## [GOAL]
Collect each line of the entries that holds the string "December".

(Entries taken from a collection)
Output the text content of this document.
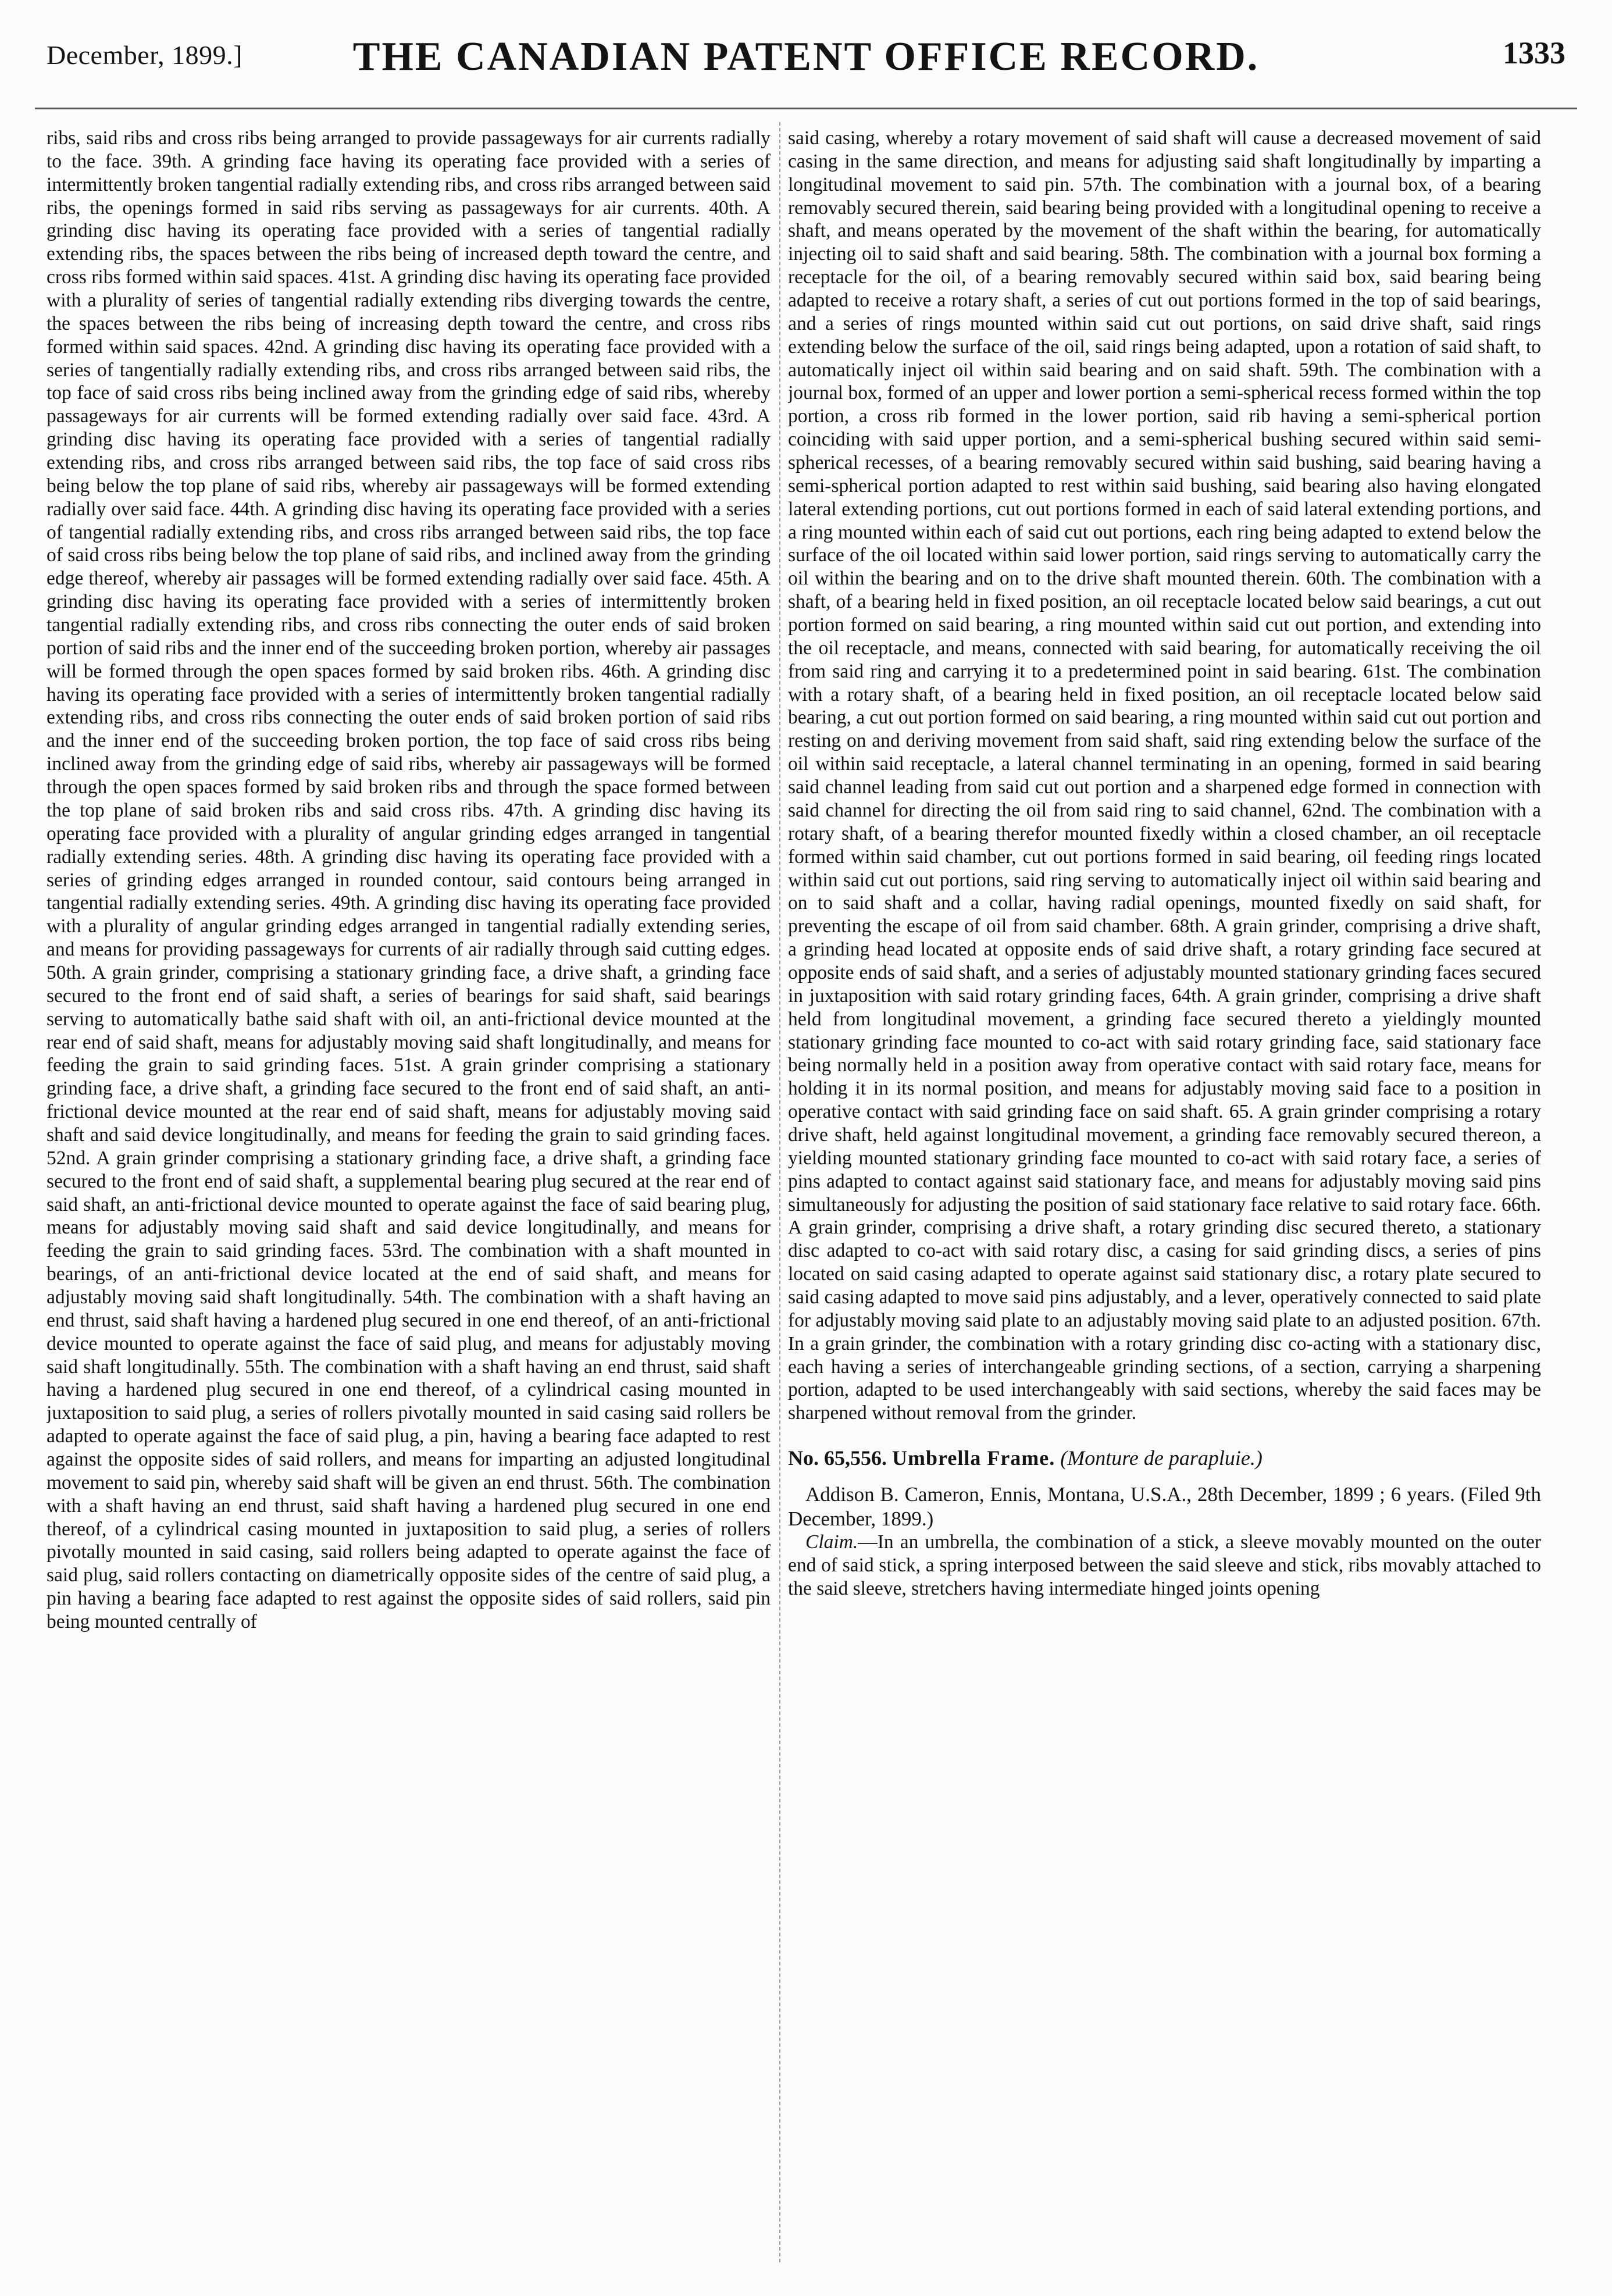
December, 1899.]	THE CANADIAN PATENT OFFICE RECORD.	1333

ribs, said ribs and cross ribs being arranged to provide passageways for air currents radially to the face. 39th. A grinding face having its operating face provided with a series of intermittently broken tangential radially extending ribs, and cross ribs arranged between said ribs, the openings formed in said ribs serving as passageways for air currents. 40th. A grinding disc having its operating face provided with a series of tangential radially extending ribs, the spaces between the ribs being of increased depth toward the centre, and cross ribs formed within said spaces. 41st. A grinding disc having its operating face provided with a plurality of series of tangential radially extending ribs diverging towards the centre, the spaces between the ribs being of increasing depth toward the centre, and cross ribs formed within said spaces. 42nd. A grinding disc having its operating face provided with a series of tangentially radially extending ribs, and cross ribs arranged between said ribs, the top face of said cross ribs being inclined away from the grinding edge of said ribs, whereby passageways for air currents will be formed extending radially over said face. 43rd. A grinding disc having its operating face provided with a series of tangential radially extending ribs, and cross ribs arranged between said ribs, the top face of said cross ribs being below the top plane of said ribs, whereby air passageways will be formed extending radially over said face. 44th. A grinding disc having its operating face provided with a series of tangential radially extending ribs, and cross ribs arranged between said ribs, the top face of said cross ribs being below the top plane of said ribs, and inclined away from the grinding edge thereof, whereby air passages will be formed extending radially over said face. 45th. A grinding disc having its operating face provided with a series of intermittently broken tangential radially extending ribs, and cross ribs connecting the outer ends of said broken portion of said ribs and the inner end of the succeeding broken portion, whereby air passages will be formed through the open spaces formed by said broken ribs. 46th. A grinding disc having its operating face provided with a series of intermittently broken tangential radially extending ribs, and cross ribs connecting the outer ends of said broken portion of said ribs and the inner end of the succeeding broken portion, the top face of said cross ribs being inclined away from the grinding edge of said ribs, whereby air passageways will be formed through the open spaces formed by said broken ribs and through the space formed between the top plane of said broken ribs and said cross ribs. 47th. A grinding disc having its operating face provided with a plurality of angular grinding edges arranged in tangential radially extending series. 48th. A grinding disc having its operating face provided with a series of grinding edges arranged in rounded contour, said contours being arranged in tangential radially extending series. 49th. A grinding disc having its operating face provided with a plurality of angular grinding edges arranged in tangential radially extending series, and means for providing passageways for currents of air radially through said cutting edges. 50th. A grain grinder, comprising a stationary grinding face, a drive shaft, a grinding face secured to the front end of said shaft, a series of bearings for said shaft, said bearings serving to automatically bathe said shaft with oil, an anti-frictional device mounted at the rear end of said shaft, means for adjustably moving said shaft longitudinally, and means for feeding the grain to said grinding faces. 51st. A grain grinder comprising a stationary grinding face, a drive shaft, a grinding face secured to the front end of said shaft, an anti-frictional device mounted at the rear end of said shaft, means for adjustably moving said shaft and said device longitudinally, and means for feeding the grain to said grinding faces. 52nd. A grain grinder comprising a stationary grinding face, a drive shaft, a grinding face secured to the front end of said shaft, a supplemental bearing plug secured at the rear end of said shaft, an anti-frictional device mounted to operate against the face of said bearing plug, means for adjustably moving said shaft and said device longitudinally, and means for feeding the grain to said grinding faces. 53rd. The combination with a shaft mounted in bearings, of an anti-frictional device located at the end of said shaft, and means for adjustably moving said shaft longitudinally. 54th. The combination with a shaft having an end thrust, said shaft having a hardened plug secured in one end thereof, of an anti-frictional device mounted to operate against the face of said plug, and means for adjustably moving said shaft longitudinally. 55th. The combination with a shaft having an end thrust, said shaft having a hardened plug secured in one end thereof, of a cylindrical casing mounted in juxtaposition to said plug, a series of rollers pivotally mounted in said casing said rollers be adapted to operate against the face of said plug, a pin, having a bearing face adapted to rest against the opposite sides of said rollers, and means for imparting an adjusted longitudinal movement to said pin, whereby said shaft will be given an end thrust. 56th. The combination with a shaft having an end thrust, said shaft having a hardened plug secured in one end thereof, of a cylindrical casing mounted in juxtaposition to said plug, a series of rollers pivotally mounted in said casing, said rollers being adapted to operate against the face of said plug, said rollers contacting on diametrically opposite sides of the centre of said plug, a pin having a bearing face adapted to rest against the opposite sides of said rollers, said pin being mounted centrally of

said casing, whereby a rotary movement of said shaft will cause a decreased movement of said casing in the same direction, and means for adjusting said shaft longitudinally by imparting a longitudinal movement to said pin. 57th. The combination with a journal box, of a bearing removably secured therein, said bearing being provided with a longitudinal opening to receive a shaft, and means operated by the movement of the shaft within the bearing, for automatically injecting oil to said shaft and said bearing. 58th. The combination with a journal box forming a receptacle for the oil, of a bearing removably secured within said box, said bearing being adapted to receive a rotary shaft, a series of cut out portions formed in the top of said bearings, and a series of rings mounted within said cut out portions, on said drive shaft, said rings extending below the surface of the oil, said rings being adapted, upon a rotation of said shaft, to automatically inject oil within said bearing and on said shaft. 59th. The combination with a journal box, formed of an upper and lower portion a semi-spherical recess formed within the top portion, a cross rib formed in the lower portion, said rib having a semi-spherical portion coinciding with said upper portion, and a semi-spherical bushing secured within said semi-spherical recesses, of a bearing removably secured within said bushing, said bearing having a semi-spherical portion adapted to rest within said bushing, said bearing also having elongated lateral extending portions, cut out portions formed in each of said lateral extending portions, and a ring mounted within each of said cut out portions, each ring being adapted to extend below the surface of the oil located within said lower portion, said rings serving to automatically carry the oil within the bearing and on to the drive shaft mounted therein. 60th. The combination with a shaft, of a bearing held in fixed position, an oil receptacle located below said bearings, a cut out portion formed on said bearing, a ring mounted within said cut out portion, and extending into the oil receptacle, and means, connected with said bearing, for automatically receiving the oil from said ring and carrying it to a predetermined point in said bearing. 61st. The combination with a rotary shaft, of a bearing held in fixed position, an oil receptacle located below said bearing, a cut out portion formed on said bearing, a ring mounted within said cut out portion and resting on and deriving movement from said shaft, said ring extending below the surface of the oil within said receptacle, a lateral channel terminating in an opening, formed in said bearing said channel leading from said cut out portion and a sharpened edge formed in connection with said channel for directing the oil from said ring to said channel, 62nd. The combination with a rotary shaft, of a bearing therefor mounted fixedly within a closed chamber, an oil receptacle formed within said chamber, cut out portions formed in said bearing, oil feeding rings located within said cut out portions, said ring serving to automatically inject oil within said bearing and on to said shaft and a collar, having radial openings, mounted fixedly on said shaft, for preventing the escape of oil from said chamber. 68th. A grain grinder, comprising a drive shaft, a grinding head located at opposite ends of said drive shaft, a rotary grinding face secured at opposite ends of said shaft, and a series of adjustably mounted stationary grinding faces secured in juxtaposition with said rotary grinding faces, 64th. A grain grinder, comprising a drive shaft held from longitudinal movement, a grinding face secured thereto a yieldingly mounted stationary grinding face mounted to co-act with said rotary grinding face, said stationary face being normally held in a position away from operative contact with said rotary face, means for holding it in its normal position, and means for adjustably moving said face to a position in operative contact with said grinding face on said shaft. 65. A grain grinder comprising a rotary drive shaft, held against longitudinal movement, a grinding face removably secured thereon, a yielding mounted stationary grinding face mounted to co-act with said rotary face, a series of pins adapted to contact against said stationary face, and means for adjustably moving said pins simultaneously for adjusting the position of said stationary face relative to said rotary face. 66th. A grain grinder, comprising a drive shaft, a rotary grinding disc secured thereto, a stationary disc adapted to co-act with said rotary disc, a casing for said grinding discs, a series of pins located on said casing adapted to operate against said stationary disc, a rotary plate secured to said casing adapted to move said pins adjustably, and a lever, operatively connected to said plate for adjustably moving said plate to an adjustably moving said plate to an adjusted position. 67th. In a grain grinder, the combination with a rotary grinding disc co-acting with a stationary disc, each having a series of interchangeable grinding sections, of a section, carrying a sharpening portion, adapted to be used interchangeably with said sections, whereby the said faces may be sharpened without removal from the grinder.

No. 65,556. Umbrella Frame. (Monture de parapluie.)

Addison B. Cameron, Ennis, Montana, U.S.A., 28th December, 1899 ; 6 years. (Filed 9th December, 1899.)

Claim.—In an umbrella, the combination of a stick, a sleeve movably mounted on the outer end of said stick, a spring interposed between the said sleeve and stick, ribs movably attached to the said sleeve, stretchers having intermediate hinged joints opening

## [RESULT BELOW]
December, 1899.]	THE CANADIAN PATENT OFFICE RECORD.	1333
Addison B. Cameron, Ennis, Montana, U.S.A., 28th December, 1899 ; 6 years. (Filed 9th December, 1899.)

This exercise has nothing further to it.